DATA PROVIDED:
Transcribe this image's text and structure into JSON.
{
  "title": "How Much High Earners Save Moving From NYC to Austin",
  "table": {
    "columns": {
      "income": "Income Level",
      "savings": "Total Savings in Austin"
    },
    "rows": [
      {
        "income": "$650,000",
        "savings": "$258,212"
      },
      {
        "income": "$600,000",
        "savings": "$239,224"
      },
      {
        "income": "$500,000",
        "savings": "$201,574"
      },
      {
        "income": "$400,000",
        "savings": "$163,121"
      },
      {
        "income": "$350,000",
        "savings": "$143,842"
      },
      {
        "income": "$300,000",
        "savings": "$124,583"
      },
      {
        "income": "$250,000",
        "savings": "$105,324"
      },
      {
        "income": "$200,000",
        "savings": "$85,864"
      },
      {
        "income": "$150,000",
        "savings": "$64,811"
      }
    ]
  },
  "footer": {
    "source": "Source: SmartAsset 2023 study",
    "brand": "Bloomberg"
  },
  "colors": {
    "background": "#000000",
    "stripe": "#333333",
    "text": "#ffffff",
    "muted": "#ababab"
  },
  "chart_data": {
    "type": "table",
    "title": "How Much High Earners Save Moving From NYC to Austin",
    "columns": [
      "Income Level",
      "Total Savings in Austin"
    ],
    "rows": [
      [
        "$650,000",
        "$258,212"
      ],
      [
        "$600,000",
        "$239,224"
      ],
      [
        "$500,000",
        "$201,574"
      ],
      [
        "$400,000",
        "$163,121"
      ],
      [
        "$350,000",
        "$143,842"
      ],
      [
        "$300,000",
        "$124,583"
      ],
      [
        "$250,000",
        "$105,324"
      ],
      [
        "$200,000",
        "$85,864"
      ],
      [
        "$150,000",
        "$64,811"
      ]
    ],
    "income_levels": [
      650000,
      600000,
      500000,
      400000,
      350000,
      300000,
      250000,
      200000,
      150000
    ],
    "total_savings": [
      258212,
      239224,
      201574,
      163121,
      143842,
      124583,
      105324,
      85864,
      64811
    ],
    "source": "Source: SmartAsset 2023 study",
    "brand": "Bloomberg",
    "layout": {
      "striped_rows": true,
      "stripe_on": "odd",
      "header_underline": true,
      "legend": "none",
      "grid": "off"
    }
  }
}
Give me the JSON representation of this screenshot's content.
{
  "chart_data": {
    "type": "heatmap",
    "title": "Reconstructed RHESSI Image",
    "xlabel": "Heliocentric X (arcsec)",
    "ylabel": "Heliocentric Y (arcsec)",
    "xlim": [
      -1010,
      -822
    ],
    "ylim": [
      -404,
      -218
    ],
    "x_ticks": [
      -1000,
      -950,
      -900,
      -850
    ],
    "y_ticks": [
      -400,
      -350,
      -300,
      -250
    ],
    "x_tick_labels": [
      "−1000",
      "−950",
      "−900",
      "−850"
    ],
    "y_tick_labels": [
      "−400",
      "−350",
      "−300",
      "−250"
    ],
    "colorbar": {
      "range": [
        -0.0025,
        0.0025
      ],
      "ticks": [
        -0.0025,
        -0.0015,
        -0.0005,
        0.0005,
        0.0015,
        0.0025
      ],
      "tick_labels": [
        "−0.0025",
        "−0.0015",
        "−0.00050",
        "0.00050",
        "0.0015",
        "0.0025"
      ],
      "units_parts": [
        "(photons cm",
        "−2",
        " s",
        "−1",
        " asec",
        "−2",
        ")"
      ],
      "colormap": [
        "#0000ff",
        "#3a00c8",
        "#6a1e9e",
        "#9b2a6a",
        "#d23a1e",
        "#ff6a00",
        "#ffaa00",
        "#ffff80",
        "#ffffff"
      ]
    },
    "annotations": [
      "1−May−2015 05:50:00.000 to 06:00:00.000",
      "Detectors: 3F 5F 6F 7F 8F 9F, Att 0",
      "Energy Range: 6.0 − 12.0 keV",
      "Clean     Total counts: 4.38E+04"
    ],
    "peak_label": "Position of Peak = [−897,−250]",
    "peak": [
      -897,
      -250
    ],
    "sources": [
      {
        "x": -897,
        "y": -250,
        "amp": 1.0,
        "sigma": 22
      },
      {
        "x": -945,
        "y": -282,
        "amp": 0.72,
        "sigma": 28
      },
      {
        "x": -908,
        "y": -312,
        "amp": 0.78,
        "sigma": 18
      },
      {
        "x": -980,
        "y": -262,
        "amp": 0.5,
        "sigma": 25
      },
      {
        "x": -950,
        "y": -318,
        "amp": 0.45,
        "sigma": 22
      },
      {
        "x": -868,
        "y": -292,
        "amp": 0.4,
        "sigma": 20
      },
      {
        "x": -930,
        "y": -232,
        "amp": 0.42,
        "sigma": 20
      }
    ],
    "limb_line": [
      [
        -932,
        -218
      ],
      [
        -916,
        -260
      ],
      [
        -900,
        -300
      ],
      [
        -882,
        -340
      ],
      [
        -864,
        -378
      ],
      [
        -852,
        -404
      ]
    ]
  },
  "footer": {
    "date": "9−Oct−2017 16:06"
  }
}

TASK INSTRUCTIONS:
Make an exact copy of the listing, including every line.

FULL RESPONSE:
Transcribe this image's text and structure into JSON.
{
  "title": "How Much High Earners Save Moving From NYC to Austin",
  "table": {
    "columns": {
      "income": "Income Level",
      "savings": "Total Savings in Austin"
    },
    "rows": [
      {
        "income": "$650,000",
        "savings": "$258,212"
      },
      {
        "income": "$600,000",
        "savings": "$239,224"
      },
      {
        "income": "$500,000",
        "savings": "$201,574"
      },
      {
        "income": "$400,000",
        "savings": "$163,121"
      },
      {
        "income": "$350,000",
        "savings": "$143,842"
      },
      {
        "income": "$300,000",
        "savings": "$124,583"
      },
      {
        "income": "$250,000",
        "savings": "$105,324"
      },
      {
        "income": "$200,000",
        "savings": "$85,864"
      },
      {
        "income": "$150,000",
        "savings": "$64,811"
      }
    ]
  },
  "footer": {
    "source": "Source: SmartAsset 2023 study",
    "brand": "Bloomberg"
  },
  "colors": {
    "background": "#000000",
    "stripe": "#333333",
    "text": "#ffffff",
    "muted": "#ababab"
  },
  "chart_data": {
    "type": "table",
    "title": "How Much High Earners Save Moving From NYC to Austin",
    "columns": [
      "Income Level",
      "Total Savings in Austin"
    ],
    "rows": [
      [
        "$650,000",
        "$258,212"
      ],
      [
        "$600,000",
        "$239,224"
      ],
      [
        "$500,000",
        "$201,574"
      ],
      [
        "$400,000",
        "$163,121"
      ],
      [
        "$350,000",
        "$143,842"
      ],
      [
        "$300,000",
        "$124,583"
      ],
      [
        "$250,000",
        "$105,324"
      ],
      [
        "$200,000",
        "$85,864"
      ],
      [
        "$150,000",
        "$64,811"
      ]
    ],
    "income_levels": [
      650000,
      600000,
      500000,
      400000,
      350000,
      300000,
      250000,
      200000,
      150000
    ],
    "total_savings": [
      258212,
      239224,
      201574,
      163121,
      143842,
      124583,
      105324,
      85864,
      64811
    ],
    "source": "Source: SmartAsset 2023 study",
    "brand": "Bloomberg",
    "layout": {
      "striped_rows": true,
      "stripe_on": "odd",
      "header_underline": true,
      "legend": "none",
      "grid": "off"
    }
  }
}
Give me the JSON representation of this screenshot's content.
{
  "chart_data": {
    "type": "heatmap",
    "title": "Reconstructed RHESSI Image",
    "xlabel": "Heliocentric X (arcsec)",
    "ylabel": "Heliocentric Y (arcsec)",
    "xlim": [
      -1010,
      -822
    ],
    "ylim": [
      -404,
      -218
    ],
    "x_ticks": [
      -1000,
      -950,
      -900,
      -850
    ],
    "y_ticks": [
      -400,
      -350,
      -300,
      -250
    ],
    "x_tick_labels": [
      "−1000",
      "−950",
      "−900",
      "−850"
    ],
    "y_tick_labels": [
      "−400",
      "−350",
      "−300",
      "−250"
    ],
    "colorbar": {
      "range": [
        -0.0025,
        0.0025
      ],
      "ticks": [
        -0.0025,
        -0.0015,
        -0.0005,
        0.0005,
        0.0015,
        0.0025
      ],
      "tick_labels": [
        "−0.0025",
        "−0.0015",
        "−0.00050",
        "0.00050",
        "0.0015",
        "0.0025"
      ],
      "units_parts": [
        "(photons cm",
        "−2",
        " s",
        "−1",
        " asec",
        "−2",
        ")"
      ],
      "colormap": [
        "#0000ff",
        "#3a00c8",
        "#6a1e9e",
        "#9b2a6a",
        "#d23a1e",
        "#ff6a00",
        "#ffaa00",
        "#ffff80",
        "#ffffff"
      ]
    },
    "annotations": [
      "1−May−2015 05:50:00.000 to 06:00:00.000",
      "Detectors: 3F 5F 6F 7F 8F 9F, Att 0",
      "Energy Range: 6.0 − 12.0 keV",
      "Clean     Total counts: 4.38E+04"
    ],
    "peak_label": "Position of Peak = [−897,−250]",
    "peak": [
      -897,
      -250
    ],
    "sources": [
      {
        "x": -897,
        "y": -250,
        "amp": 1.0,
        "sigma": 22
      },
      {
        "x": -945,
        "y": -282,
        "amp": 0.72,
        "sigma": 28
      },
      {
        "x": -908,
        "y": -312,
        "amp": 0.78,
        "sigma": 18
      },
      {
        "x": -980,
        "y": -262,
        "amp": 0.5,
        "sigma": 25
      },
      {
        "x": -950,
        "y": -318,
        "amp": 0.45,
        "sigma": 22
      },
      {
        "x": -868,
        "y": -292,
        "amp": 0.4,
        "sigma": 20
      },
      {
        "x": -930,
        "y": -232,
        "amp": 0.42,
        "sigma": 20
      }
    ],
    "limb_line": [
      [
        -932,
        -218
      ],
      [
        -916,
        -260
      ],
      [
        -900,
        -300
      ],
      [
        -882,
        -340
      ],
      [
        -864,
        -378
      ],
      [
        -852,
        -404
      ]
    ]
  },
  "footer": {
    "date": "9−Oct−2017 16:06"
  }
}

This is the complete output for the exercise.